Direction: Print the lines from the one that contains "Decode this image" to the one that contains "Give me the", inclusive, exactly as they appear, and please drop any pictures.

Some records:
* * *

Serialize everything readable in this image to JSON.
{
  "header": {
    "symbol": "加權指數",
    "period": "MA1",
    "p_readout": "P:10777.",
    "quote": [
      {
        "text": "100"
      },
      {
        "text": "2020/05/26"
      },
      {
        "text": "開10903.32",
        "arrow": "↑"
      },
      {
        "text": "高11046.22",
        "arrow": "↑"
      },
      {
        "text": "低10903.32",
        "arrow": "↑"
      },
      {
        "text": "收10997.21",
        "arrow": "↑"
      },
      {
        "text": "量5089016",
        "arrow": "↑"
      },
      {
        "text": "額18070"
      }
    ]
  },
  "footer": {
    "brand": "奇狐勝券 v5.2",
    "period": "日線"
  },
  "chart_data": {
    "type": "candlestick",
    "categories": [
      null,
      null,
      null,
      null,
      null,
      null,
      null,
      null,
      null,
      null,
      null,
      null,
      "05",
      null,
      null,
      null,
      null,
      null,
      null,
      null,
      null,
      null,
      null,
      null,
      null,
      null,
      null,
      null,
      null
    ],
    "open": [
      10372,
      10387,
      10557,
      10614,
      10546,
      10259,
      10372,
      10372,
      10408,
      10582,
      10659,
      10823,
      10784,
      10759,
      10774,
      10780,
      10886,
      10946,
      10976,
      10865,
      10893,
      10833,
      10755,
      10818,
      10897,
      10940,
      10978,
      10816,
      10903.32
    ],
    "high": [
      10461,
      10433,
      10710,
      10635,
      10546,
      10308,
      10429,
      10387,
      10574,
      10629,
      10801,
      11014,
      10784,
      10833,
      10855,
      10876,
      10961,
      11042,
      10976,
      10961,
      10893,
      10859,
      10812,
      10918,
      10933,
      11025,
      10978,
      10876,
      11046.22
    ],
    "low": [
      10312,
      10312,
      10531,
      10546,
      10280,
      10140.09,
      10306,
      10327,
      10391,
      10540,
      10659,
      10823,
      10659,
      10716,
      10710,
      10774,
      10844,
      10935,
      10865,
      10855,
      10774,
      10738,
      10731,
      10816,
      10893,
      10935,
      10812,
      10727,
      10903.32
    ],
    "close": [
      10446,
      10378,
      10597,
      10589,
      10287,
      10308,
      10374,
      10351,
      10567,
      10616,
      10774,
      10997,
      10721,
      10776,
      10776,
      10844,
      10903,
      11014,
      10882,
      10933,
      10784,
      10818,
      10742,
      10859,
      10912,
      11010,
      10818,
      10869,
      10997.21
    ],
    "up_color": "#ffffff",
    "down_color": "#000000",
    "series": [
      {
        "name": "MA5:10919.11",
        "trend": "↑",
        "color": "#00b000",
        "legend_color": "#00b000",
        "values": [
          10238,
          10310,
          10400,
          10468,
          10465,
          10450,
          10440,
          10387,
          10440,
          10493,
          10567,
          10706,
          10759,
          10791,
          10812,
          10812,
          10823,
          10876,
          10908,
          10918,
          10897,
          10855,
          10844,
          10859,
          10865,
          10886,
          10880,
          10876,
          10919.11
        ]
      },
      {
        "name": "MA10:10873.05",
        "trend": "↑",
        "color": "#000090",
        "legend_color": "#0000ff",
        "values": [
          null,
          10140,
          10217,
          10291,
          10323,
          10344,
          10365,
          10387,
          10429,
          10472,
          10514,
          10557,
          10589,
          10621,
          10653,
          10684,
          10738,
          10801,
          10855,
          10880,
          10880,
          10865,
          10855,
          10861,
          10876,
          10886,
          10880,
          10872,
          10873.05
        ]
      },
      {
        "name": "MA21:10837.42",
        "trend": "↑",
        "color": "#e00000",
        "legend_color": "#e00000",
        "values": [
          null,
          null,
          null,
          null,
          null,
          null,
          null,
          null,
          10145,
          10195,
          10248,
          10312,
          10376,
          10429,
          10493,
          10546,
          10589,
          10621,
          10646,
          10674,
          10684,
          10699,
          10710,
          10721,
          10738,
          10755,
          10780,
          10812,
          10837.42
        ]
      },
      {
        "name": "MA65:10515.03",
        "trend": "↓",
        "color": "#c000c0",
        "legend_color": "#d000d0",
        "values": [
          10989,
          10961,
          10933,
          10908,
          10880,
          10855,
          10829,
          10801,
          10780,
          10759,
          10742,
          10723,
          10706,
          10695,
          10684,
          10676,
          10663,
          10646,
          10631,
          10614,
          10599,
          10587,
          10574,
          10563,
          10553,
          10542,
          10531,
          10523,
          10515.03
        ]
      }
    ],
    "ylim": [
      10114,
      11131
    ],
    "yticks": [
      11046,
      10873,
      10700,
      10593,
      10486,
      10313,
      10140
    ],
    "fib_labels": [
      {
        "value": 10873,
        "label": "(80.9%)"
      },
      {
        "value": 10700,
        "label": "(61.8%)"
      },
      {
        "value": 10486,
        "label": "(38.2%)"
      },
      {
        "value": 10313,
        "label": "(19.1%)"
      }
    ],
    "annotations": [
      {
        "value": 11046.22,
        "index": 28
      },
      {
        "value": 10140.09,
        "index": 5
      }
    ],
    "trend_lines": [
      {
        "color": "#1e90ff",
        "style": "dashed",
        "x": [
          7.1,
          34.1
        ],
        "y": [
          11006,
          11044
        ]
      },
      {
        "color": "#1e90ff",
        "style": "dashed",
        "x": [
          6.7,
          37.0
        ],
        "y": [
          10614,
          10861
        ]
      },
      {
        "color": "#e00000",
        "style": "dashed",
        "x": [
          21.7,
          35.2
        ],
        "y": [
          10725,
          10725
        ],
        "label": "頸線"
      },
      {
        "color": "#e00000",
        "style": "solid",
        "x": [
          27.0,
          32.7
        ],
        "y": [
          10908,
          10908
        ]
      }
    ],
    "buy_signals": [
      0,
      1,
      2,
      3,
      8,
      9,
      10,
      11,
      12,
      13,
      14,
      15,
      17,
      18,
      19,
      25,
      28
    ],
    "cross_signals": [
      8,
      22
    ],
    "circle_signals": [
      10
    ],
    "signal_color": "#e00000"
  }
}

* * *

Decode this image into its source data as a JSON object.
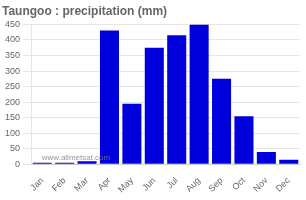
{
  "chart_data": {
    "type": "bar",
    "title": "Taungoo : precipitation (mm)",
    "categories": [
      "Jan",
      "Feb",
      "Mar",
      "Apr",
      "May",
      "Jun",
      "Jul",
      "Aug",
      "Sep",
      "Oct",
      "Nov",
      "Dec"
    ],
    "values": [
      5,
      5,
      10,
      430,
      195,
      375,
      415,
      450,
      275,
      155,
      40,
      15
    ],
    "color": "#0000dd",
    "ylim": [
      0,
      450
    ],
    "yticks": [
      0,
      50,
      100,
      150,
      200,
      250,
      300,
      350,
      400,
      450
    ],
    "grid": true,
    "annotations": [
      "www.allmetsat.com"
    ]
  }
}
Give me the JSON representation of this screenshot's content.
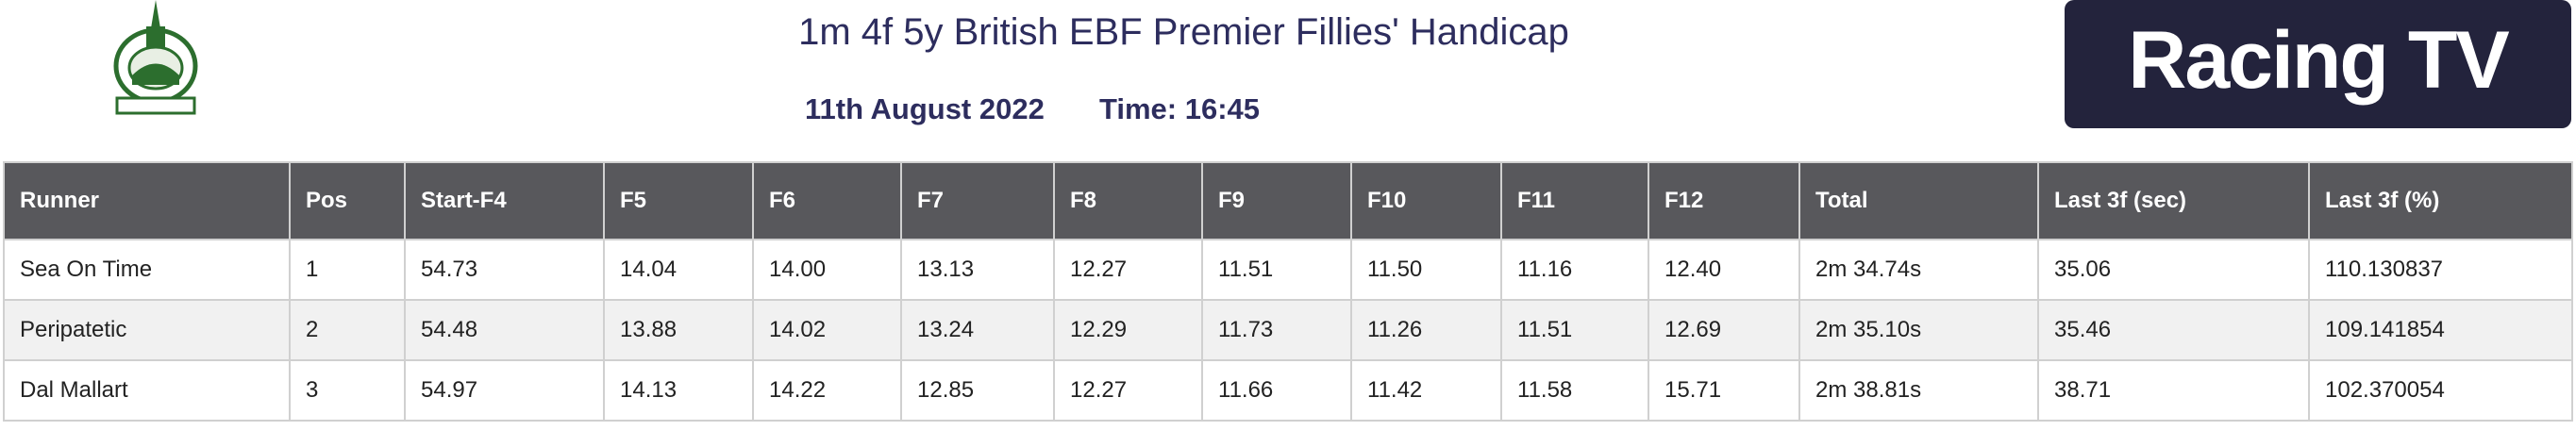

* * *

Finished answer:
Decode this image into its source data as a JSON object.
{
  "chart_data": {
    "type": "bar",
    "title": "Taungoo : precipitation (mm)",
    "categories": [
      "Jan",
      "Feb",
      "Mar",
      "Apr",
      "May",
      "Jun",
      "Jul",
      "Aug",
      "Sep",
      "Oct",
      "Nov",
      "Dec"
    ],
    "values": [
      5,
      5,
      10,
      430,
      195,
      375,
      415,
      450,
      275,
      155,
      40,
      15
    ],
    "color": "#0000dd",
    "ylim": [
      0,
      450
    ],
    "yticks": [
      0,
      50,
      100,
      150,
      200,
      250,
      300,
      350,
      400,
      450
    ],
    "grid": true,
    "annotations": [
      "www.allmetsat.com"
    ]
  }
}
Give me the JSON representation of this screenshot's content.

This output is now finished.